TASK DIRECTIONS:
Rewrite the records from the line containing "link[interactable]: 点击查看 bbox=[935, 391, 965, 401]" through the line containing "link[interactable]: 点击查看 bbox=[935, 514, 965, 524]", replacing "sidebar-item" with "nav-item" and leaving everything else unchanged. Give only those lines.

::::

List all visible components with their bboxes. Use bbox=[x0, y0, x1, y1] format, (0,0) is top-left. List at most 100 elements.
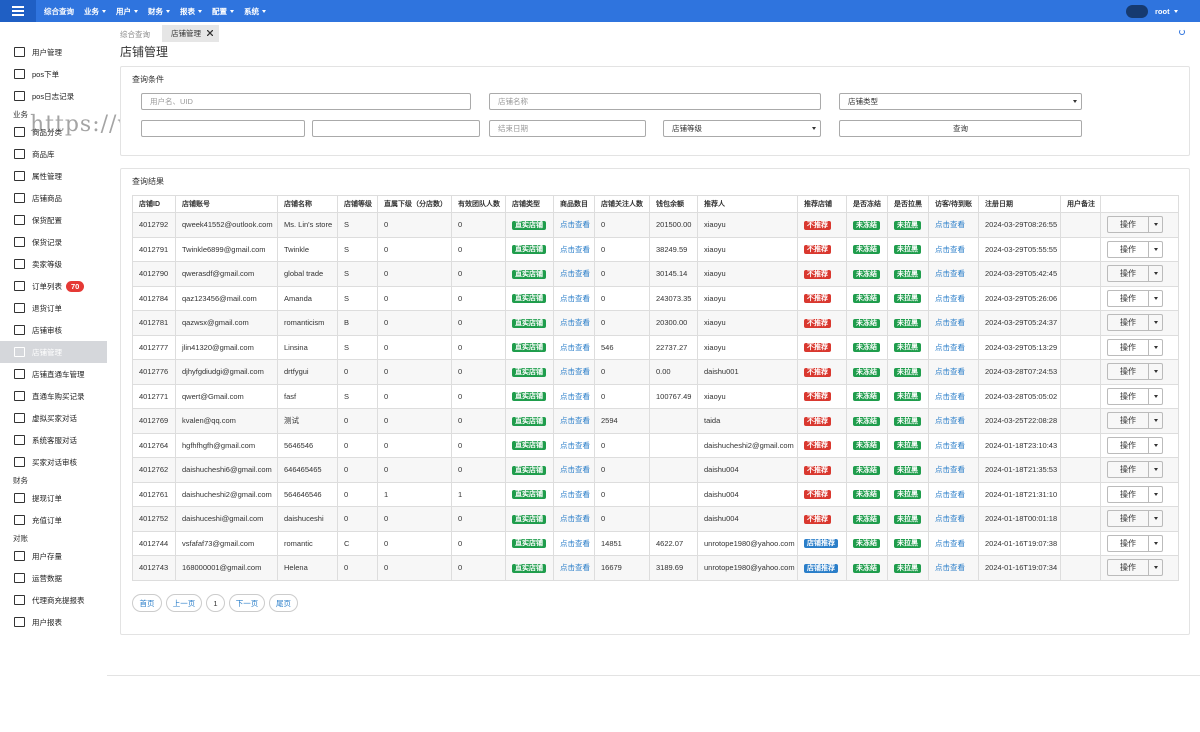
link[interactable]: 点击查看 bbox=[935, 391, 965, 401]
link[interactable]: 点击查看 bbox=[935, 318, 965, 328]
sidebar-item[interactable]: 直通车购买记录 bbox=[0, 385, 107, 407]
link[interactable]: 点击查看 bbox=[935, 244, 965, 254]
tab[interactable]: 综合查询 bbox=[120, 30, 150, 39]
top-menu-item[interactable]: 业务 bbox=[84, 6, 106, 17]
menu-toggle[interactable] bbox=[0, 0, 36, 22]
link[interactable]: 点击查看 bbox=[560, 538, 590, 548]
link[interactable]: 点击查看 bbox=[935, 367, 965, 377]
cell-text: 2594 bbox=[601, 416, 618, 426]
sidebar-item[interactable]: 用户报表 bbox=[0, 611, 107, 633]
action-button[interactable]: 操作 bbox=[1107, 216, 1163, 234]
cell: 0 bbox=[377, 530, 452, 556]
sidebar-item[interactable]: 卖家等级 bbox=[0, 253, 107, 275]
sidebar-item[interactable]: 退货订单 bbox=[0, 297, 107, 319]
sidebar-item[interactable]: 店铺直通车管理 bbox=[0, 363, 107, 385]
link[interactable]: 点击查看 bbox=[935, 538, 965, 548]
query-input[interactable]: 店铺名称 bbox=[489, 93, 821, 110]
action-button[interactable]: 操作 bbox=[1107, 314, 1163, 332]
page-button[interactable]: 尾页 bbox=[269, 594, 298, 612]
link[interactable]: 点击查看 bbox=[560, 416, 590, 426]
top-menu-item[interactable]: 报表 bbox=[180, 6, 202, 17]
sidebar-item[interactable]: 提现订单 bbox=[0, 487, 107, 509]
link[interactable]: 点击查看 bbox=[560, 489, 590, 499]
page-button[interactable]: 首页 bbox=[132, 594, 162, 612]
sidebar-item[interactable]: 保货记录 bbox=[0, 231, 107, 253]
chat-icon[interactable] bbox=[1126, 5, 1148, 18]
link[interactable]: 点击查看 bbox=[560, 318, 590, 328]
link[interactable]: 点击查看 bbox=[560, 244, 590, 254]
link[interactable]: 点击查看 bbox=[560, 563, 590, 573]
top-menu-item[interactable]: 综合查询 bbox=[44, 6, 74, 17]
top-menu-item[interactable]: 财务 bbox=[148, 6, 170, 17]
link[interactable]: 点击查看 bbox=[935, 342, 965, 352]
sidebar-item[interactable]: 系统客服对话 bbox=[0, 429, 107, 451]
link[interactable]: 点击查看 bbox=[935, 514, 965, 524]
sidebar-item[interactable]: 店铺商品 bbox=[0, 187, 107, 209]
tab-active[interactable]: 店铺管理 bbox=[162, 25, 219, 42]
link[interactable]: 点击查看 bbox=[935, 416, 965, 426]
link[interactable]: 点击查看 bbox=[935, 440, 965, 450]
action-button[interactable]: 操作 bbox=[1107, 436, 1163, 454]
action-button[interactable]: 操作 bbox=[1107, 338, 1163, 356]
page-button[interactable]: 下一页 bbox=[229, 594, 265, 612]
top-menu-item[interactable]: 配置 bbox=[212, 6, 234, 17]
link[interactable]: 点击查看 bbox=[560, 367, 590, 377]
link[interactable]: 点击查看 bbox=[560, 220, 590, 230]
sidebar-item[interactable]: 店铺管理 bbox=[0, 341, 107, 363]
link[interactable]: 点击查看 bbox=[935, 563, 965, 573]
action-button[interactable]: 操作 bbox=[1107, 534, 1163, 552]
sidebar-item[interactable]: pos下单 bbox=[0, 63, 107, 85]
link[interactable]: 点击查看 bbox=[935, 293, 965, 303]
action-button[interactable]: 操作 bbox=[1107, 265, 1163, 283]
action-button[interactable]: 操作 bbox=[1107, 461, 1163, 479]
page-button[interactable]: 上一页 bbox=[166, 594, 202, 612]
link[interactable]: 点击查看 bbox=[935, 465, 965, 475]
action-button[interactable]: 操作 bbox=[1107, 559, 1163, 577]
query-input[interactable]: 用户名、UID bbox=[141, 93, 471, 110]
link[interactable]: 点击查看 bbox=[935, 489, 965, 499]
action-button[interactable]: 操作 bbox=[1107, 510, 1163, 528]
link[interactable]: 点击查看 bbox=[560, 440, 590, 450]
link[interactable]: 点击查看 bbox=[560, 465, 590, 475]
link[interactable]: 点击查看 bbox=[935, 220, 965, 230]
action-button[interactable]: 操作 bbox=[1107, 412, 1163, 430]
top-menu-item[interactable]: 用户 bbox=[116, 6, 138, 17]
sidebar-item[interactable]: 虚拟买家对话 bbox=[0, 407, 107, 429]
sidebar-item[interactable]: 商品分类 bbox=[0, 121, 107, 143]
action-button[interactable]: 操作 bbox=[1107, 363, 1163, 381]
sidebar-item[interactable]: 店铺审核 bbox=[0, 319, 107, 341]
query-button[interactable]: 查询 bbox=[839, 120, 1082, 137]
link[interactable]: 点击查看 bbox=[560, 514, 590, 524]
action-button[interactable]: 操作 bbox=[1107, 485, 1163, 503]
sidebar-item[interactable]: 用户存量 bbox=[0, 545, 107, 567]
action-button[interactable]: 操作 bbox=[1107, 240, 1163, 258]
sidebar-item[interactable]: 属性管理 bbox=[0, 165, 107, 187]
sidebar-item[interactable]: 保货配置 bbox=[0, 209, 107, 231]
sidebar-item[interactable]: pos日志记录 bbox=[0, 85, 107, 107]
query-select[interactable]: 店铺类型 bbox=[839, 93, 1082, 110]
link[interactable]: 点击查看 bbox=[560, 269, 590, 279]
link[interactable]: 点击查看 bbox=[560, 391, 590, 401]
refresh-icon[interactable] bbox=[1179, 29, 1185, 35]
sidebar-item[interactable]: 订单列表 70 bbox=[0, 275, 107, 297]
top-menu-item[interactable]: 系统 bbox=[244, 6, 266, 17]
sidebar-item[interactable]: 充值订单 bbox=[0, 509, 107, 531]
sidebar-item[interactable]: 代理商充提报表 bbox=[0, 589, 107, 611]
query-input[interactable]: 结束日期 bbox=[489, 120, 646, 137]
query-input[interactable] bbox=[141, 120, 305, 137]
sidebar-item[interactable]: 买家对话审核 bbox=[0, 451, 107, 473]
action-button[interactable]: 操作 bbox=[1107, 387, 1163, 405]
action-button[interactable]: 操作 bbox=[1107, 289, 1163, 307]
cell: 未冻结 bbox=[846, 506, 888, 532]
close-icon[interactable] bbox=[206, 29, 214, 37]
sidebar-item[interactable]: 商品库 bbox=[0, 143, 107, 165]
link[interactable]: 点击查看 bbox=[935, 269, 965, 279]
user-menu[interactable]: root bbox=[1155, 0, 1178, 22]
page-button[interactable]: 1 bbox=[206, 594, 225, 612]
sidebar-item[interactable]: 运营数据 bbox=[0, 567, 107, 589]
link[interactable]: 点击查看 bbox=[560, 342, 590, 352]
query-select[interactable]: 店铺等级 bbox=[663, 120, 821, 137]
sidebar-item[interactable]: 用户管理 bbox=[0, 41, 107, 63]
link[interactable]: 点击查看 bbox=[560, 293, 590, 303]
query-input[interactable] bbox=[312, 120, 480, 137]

::::

SOLUTION TO THE PROBLEM:
link[interactable]: 点击查看 bbox=[935, 391, 965, 401]
link[interactable]: 点击查看 bbox=[935, 318, 965, 328]
nav-item[interactable]: 直通车购买记录 bbox=[0, 385, 107, 407]
link[interactable]: 点击查看 bbox=[935, 244, 965, 254]
tab[interactable]: 综合查询 bbox=[120, 30, 150, 39]
top-menu-item[interactable]: 业务 bbox=[84, 6, 106, 17]
menu-toggle[interactable] bbox=[0, 0, 36, 22]
link[interactable]: 点击查看 bbox=[560, 538, 590, 548]
link[interactable]: 点击查看 bbox=[935, 367, 965, 377]
cell-text: 2594 bbox=[601, 416, 618, 426]
nav-item[interactable]: 用户报表 bbox=[0, 611, 107, 633]
action-button[interactable]: 操作 bbox=[1107, 216, 1163, 234]
cell: 0 bbox=[377, 530, 452, 556]
nav-item[interactable]: 卖家等级 bbox=[0, 253, 107, 275]
nav-item[interactable]: 退货订单 bbox=[0, 297, 107, 319]
nav-item[interactable]: 店铺直通车管理 bbox=[0, 363, 107, 385]
link[interactable]: 点击查看 bbox=[935, 538, 965, 548]
query-input[interactable]: 店铺名称 bbox=[489, 93, 821, 110]
action-button[interactable]: 操作 bbox=[1107, 314, 1163, 332]
page-button[interactable]: 尾页 bbox=[269, 594, 298, 612]
link[interactable]: 点击查看 bbox=[560, 416, 590, 426]
top-menu-item[interactable]: 报表 bbox=[180, 6, 202, 17]
nav-item[interactable]: 提现订单 bbox=[0, 487, 107, 509]
link[interactable]: 点击查看 bbox=[560, 489, 590, 499]
page-button[interactable]: 首页 bbox=[132, 594, 162, 612]
nav-item[interactable]: 保货记录 bbox=[0, 231, 107, 253]
chat-icon[interactable] bbox=[1126, 5, 1148, 18]
link[interactable]: 点击查看 bbox=[560, 318, 590, 328]
link[interactable]: 点击查看 bbox=[560, 244, 590, 254]
link[interactable]: 点击查看 bbox=[560, 563, 590, 573]
top-menu-item[interactable]: 综合查询 bbox=[44, 6, 74, 17]
top-menu-item[interactable]: 财务 bbox=[148, 6, 170, 17]
link[interactable]: 点击查看 bbox=[935, 342, 965, 352]
nav-item[interactable]: 系统客服对话 bbox=[0, 429, 107, 451]
link[interactable]: 点击查看 bbox=[935, 514, 965, 524]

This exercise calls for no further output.